Turn the rows from the very beginning through the line with "nav-weather[interactable]: Weather: [289, 0, 360, 46]" into a JSON list of strings, one string per line and no blank lines.
● ● ● ●
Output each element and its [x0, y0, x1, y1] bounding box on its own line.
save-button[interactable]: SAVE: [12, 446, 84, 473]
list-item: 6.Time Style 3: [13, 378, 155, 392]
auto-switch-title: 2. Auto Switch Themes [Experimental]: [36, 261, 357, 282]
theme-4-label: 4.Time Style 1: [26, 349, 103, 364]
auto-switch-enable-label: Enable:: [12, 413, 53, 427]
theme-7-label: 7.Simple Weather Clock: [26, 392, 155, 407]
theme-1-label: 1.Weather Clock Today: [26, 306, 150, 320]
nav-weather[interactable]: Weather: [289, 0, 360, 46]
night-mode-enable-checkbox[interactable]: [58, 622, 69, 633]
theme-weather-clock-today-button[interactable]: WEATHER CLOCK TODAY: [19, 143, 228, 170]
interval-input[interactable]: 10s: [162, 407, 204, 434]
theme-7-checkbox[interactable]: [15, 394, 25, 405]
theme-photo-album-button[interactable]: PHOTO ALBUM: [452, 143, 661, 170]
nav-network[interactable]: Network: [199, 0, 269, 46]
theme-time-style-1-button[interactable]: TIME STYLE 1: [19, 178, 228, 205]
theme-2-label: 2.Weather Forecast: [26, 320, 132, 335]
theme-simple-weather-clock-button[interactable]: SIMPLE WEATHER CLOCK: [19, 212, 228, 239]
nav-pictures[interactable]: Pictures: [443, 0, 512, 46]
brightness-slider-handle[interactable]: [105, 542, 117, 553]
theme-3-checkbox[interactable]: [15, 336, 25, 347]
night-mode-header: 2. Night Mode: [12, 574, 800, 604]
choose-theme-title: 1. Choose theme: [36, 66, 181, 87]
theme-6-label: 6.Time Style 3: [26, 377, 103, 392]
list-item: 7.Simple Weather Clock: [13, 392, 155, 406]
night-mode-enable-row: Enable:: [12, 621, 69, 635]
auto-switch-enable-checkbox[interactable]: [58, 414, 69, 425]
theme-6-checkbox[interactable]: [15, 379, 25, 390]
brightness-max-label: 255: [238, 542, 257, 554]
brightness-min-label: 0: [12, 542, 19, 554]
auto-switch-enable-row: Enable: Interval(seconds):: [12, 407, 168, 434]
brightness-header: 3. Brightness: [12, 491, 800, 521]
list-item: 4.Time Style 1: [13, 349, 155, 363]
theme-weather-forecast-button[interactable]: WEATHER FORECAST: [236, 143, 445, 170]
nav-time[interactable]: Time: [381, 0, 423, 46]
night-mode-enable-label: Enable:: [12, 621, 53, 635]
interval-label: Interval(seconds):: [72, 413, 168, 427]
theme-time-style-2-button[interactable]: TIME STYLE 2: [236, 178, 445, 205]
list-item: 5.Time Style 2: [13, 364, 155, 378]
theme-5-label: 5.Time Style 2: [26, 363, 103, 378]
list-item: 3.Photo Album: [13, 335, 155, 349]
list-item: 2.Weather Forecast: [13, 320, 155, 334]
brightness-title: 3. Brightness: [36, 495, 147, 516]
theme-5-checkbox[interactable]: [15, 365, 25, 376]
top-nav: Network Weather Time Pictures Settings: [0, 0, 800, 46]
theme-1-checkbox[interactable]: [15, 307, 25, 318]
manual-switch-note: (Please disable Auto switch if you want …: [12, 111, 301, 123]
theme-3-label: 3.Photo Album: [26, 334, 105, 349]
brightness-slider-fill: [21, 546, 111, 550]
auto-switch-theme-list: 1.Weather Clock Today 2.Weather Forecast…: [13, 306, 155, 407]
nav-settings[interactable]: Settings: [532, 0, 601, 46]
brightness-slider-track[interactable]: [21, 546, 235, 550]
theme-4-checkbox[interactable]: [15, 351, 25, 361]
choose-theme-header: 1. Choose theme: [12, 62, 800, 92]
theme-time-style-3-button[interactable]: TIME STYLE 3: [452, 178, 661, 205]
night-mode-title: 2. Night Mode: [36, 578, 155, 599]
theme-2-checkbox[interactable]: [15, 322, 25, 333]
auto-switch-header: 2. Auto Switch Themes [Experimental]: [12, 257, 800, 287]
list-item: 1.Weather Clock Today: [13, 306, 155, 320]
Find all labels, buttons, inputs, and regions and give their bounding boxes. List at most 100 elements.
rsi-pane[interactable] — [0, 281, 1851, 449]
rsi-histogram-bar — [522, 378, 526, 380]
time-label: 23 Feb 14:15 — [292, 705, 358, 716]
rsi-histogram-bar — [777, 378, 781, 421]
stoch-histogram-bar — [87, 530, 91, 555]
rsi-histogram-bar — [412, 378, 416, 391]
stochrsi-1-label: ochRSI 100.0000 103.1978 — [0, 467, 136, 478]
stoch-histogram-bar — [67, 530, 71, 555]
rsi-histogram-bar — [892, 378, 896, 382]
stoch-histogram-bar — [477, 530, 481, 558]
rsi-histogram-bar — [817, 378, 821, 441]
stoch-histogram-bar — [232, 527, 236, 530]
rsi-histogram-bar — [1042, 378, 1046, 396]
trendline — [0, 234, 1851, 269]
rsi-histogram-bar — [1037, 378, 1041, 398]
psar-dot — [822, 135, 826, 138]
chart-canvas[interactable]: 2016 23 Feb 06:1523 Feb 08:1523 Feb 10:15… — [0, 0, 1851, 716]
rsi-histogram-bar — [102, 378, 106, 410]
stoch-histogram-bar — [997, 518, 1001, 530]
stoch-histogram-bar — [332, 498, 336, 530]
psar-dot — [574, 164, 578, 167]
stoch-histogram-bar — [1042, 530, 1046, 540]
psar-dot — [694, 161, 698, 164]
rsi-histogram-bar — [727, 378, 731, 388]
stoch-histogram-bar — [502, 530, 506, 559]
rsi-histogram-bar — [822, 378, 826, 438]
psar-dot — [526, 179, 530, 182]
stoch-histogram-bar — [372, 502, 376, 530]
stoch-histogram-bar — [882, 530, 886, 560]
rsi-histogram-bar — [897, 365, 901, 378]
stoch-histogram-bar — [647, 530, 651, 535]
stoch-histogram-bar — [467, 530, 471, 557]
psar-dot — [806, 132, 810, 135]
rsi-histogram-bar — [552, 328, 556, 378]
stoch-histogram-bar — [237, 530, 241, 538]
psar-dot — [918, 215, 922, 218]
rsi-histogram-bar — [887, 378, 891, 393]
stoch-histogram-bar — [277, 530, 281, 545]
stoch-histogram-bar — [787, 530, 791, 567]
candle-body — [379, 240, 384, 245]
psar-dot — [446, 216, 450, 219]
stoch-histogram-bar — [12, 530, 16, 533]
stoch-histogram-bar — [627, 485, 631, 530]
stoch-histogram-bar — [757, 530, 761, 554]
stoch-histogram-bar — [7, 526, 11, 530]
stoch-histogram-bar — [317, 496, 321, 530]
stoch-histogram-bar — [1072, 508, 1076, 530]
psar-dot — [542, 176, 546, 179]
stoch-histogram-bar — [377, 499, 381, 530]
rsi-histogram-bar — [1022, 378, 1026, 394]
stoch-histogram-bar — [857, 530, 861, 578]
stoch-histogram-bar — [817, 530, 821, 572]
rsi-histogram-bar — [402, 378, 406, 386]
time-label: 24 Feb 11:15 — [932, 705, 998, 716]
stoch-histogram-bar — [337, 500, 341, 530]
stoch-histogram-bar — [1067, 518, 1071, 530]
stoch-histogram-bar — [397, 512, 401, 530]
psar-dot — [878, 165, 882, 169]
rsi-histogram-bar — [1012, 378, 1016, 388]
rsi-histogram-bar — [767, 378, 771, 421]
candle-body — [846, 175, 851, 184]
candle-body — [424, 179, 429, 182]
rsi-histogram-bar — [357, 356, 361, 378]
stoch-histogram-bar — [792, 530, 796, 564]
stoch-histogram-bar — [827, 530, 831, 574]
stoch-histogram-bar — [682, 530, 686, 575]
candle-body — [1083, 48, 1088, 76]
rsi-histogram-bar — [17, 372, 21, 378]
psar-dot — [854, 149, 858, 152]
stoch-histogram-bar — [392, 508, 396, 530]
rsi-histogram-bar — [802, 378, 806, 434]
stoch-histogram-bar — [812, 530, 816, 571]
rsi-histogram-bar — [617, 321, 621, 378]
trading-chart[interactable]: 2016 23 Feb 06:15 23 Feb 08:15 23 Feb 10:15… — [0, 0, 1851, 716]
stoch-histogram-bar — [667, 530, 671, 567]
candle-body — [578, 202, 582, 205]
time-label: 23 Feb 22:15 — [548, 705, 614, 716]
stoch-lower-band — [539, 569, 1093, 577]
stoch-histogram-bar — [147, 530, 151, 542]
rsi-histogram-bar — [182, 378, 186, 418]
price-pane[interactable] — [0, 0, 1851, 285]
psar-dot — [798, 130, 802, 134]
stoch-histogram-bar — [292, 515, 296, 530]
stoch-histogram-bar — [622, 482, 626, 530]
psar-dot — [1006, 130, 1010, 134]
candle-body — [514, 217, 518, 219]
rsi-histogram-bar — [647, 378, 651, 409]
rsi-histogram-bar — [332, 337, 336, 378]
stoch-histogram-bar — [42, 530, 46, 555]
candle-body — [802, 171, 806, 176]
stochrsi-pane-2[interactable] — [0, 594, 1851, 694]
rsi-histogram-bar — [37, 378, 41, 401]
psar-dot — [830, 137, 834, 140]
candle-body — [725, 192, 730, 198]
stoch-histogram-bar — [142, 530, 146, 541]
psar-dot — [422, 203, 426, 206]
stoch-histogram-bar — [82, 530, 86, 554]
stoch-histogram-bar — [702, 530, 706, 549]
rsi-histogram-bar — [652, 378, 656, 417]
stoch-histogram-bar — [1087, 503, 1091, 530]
● ● ● ●
**Solution for this exercise**
[
  "Output each element and its [x0, y0, x1, y1] bounding box on its own line.",
  "save-button[interactable]: SAVE: [12, 446, 84, 473]",
  "list-item: 6.Time Style 3: [13, 378, 155, 392]",
  "auto-switch-title: 2. Auto Switch Themes [Experimental]: [36, 261, 357, 282]",
  "theme-4-label: 4.Time Style 1: [26, 349, 103, 364]",
  "auto-switch-enable-label: Enable:: [12, 413, 53, 427]",
  "theme-7-label: 7.Simple Weather Clock: [26, 392, 155, 407]",
  "theme-1-label: 1.Weather Clock Today: [26, 306, 150, 320]",
  "nav-weather[interactable]: Weather: [289, 0, 360, 46]"
]